--- Текст для чтения ---
══════════════════════════════

А ведь на работу приходит без опозданий, прилежна, уходит, как по звонку Внешняя дисциплина! Принесла бы из самотека хорошую рукопись, открыла бы автора где-то на «периферии» Небось обрадовался бы и Твардовский! В общем как всюду кто «воюет», кто «служит», кто «числится» А сам Твардовский хоть нет его по два-три дня в редакции он-то больше всех и «воюет», и «тянет». Всё-всё сам читает! И прозу, и стихи, критику и публицистику Поэт Божьей милостью и такой же редактор».
«А вот и он и портфель, набитый, в руке! Несет портфель как-то неловко, как бы стесняясь. Я знаю, не любит он портфели. Видел, как косил, как дрова рубил на даче: это надо было видеть! Подал руку, не выходя из озабоченности. Видать по всему, интересный будет разговор. Обычно собирается на него вся редакция! Не собирают, не объявляют сами собираются!

══════════════════════════════

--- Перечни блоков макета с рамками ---
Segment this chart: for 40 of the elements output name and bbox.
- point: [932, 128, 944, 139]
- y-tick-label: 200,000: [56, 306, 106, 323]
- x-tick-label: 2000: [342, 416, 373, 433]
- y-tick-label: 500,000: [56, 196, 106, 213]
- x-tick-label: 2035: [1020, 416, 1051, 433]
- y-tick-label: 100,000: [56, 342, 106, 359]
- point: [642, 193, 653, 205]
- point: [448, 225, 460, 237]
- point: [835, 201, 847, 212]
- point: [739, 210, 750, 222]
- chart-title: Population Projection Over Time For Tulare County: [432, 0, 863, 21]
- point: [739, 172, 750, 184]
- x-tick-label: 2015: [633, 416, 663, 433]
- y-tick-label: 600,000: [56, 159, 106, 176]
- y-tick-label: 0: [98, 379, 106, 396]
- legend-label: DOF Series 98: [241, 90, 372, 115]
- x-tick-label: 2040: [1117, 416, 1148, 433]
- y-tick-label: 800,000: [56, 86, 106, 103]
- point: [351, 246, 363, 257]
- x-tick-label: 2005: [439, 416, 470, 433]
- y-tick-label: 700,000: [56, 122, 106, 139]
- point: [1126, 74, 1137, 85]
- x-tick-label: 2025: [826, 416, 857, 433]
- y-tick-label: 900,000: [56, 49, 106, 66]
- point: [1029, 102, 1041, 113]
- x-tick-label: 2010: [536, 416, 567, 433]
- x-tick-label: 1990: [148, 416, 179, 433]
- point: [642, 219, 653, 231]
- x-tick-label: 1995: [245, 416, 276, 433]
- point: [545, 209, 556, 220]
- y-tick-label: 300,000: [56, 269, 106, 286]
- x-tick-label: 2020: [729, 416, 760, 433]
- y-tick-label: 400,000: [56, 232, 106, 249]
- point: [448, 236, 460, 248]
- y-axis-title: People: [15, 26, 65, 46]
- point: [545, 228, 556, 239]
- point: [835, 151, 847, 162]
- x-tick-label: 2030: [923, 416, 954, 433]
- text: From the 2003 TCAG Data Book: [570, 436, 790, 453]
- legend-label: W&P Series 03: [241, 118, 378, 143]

══════════════════════════════

--- Задание ---
Выпишите из текста для чтения отрывок, который начинается словами «А ведь на работу» и заканчивается словами «объявляют сами собираются!».

--- Ответ ---
А ведь на работу приходит без опозданий, прилежна, уходит, как по звонку Внешняя дисциплина! Принесла бы из самотека хорошую рукопись, открыла бы автора где-то на «периферии» Небось обрадовался бы и Твардовский! В общем как всюду кто «воюет», кто «служит», кто «числится» А сам Твардовский хоть нет его по два-три дня в редакции он-то больше всех и «воюет», и «тянет». Всё-всё сам читает! И прозу, и стихи, критику и публицистику Поэт Божьей милостью и такой же редактор».
«А вот и он и портфель, набитый, в руке! Несет портфель как-то неловко, как бы стесняясь. Я знаю, не любит он портфели. Видел, как косил, как дрова рубил на даче: это надо было видеть! Подал руку, не выходя из озабоченности. Видать по всему, интересный будет разговор. Обычно собирается на него вся редакция! Не собирают, не объявляют сами собираются!